## Supplied material
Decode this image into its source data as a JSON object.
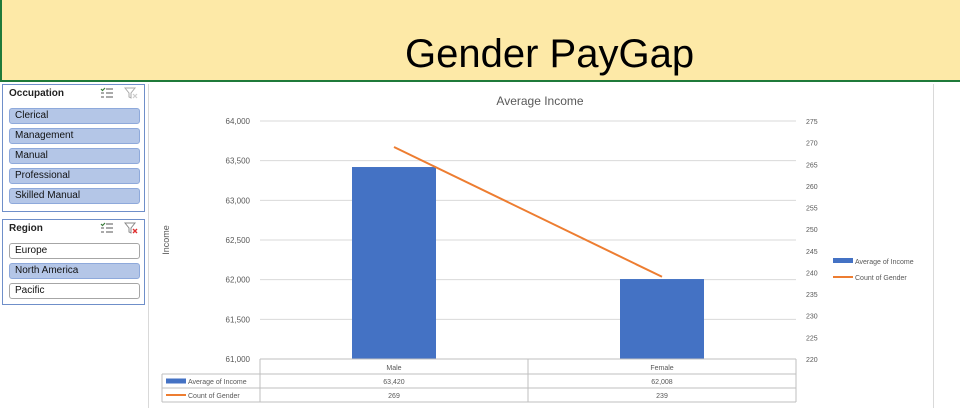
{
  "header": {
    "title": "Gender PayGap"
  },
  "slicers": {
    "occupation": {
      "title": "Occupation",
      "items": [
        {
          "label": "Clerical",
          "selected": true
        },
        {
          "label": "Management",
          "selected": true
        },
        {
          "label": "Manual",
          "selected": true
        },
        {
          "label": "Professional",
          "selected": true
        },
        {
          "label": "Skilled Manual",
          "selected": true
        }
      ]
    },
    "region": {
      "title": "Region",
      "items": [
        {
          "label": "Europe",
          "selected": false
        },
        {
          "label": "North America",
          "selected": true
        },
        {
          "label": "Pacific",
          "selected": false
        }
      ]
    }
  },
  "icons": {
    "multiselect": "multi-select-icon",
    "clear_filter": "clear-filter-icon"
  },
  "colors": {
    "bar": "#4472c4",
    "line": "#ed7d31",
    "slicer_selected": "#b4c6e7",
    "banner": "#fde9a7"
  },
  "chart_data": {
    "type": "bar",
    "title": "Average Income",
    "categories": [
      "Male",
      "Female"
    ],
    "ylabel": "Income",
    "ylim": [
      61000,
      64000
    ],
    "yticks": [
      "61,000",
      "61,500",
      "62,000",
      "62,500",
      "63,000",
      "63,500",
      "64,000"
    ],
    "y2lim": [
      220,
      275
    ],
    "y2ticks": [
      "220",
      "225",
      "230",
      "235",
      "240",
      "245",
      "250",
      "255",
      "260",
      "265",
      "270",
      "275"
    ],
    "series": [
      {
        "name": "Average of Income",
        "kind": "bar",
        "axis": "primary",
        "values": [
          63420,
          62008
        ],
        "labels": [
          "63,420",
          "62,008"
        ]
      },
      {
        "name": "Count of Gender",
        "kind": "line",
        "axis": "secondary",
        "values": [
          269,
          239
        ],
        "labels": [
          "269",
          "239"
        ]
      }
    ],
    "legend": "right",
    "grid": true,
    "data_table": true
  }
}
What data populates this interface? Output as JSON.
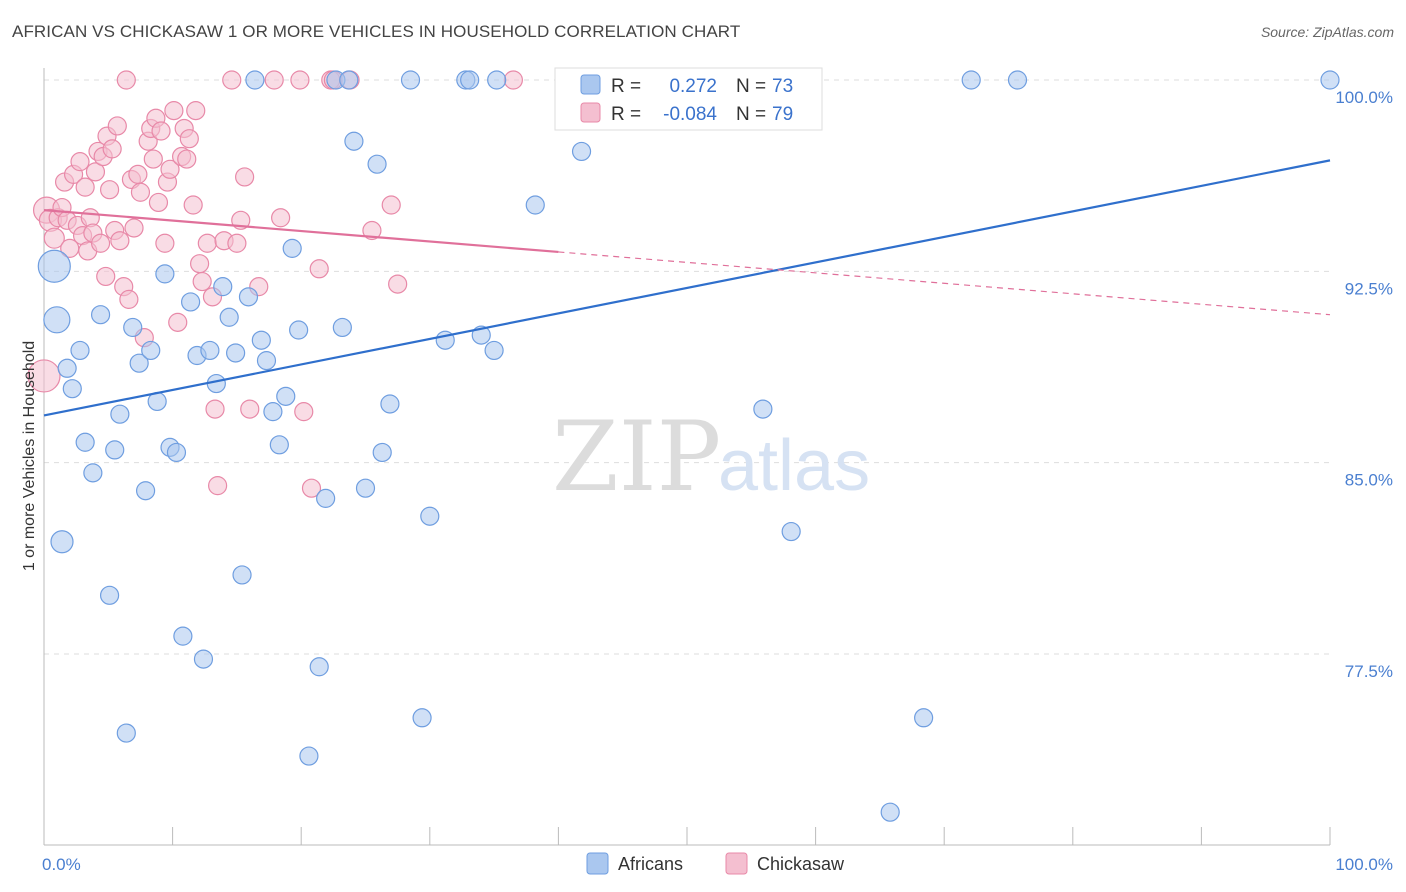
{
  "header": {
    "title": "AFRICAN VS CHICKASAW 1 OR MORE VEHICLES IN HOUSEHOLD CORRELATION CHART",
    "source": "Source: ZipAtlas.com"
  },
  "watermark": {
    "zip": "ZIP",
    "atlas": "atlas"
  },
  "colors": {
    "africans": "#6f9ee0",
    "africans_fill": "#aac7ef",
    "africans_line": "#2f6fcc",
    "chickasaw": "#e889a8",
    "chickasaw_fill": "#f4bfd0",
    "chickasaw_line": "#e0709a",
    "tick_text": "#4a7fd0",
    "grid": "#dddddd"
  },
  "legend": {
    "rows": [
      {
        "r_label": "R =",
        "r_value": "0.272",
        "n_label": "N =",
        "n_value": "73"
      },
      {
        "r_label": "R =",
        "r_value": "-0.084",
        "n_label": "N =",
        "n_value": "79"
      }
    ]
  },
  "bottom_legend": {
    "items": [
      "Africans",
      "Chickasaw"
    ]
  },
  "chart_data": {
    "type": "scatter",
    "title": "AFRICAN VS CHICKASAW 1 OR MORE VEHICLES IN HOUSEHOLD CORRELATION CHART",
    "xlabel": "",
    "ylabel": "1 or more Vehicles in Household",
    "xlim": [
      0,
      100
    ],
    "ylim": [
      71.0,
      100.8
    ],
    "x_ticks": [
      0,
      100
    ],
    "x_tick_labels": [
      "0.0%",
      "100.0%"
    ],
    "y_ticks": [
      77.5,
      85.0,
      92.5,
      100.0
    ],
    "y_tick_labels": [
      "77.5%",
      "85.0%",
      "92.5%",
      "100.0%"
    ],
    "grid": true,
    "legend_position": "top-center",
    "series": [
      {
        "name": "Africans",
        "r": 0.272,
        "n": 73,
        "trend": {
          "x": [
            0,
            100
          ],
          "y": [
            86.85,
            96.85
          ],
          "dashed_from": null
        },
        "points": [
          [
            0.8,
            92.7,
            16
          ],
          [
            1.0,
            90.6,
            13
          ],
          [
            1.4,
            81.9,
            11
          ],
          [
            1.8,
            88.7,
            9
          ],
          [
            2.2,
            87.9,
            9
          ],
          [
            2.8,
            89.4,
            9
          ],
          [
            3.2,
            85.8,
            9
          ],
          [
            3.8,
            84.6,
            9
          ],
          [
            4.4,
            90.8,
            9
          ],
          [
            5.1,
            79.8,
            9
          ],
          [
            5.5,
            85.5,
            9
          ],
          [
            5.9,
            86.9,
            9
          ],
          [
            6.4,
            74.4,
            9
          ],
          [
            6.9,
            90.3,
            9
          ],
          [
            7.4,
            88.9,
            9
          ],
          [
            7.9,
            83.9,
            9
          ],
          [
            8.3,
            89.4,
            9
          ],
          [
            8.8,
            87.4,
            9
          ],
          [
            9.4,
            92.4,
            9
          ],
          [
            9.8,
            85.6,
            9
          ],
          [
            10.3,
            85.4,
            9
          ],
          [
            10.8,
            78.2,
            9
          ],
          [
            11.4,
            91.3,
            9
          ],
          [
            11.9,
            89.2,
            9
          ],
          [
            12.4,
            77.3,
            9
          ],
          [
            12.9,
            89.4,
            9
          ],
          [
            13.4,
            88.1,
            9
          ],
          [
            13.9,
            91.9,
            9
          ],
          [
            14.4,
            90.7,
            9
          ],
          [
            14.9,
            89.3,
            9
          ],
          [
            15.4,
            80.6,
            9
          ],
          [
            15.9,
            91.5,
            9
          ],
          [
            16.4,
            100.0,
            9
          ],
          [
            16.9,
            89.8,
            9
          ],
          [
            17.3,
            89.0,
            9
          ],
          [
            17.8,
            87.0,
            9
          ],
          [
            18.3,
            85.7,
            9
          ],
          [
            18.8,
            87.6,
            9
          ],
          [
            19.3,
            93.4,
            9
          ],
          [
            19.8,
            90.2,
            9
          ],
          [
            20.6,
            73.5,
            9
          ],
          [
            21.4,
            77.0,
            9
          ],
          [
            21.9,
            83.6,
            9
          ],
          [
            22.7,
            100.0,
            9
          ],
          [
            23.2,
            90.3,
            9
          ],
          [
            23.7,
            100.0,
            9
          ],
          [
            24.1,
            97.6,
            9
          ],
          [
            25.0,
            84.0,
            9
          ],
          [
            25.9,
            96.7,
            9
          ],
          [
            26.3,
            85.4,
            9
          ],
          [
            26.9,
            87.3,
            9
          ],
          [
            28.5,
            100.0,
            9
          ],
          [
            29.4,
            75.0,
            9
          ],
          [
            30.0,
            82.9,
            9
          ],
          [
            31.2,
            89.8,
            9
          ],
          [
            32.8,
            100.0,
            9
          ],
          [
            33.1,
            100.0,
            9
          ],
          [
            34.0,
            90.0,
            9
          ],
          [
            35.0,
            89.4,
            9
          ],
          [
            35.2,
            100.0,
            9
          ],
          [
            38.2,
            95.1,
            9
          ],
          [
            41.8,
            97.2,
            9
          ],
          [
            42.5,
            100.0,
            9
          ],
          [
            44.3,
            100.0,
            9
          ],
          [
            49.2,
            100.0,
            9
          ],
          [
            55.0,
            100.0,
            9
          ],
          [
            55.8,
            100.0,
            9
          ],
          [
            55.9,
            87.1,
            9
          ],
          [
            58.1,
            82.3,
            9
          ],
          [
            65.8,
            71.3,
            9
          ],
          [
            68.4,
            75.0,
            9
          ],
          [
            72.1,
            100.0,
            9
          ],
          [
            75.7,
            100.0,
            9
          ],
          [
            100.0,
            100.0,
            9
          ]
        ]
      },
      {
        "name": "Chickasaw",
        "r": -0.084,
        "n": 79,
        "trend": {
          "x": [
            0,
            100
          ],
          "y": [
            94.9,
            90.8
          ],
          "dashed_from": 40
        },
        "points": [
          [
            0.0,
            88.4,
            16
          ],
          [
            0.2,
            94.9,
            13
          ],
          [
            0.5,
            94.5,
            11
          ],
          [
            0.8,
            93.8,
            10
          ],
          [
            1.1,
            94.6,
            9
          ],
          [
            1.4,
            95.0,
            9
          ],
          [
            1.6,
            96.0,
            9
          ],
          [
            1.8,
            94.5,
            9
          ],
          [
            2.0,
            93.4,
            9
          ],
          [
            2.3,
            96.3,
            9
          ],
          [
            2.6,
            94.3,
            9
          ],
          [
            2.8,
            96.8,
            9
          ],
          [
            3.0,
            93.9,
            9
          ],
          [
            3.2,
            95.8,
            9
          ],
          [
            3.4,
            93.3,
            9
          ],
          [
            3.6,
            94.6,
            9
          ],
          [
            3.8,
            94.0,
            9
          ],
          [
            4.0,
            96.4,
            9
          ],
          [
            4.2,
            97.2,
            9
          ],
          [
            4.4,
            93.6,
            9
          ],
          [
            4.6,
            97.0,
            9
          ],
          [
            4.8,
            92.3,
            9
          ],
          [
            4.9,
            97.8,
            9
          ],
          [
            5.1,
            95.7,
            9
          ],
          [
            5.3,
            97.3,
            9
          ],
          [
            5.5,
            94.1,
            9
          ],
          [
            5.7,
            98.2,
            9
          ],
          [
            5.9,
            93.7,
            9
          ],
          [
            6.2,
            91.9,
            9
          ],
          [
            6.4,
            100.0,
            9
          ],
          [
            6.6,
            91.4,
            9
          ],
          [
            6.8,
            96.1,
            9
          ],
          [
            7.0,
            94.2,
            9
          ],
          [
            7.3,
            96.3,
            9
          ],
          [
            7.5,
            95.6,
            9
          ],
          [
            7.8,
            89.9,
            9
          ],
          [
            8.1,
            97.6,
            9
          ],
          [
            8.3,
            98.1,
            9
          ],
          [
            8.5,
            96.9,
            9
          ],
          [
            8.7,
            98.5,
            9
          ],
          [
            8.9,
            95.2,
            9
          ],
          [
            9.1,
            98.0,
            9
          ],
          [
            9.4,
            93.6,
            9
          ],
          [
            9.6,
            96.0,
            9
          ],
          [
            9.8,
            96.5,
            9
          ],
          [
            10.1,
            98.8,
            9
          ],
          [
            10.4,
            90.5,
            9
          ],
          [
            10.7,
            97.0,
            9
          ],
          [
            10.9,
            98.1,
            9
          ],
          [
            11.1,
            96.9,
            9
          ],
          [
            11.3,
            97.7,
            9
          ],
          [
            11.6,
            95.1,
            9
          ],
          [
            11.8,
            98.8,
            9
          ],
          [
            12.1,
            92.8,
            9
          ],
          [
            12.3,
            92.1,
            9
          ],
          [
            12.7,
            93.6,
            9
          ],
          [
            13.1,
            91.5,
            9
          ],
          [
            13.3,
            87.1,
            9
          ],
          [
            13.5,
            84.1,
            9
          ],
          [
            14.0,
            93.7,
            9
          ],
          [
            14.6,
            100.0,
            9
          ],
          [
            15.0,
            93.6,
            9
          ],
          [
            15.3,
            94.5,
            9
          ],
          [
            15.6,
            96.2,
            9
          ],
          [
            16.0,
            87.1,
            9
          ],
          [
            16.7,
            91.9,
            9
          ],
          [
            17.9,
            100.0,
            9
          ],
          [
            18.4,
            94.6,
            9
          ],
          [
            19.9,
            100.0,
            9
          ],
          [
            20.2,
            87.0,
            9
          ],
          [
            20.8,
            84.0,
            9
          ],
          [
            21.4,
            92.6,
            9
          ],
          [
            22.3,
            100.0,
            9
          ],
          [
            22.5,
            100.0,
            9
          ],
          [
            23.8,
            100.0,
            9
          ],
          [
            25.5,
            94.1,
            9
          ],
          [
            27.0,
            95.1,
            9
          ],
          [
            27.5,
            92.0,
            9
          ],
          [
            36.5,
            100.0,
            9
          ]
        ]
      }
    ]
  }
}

## Exercise
Which lines hold the string "JSON"? Copy all of them from the data above.

## Output of the exercise
Decode this image into its source data as a JSON object.
What data populates this interface? Output as JSON.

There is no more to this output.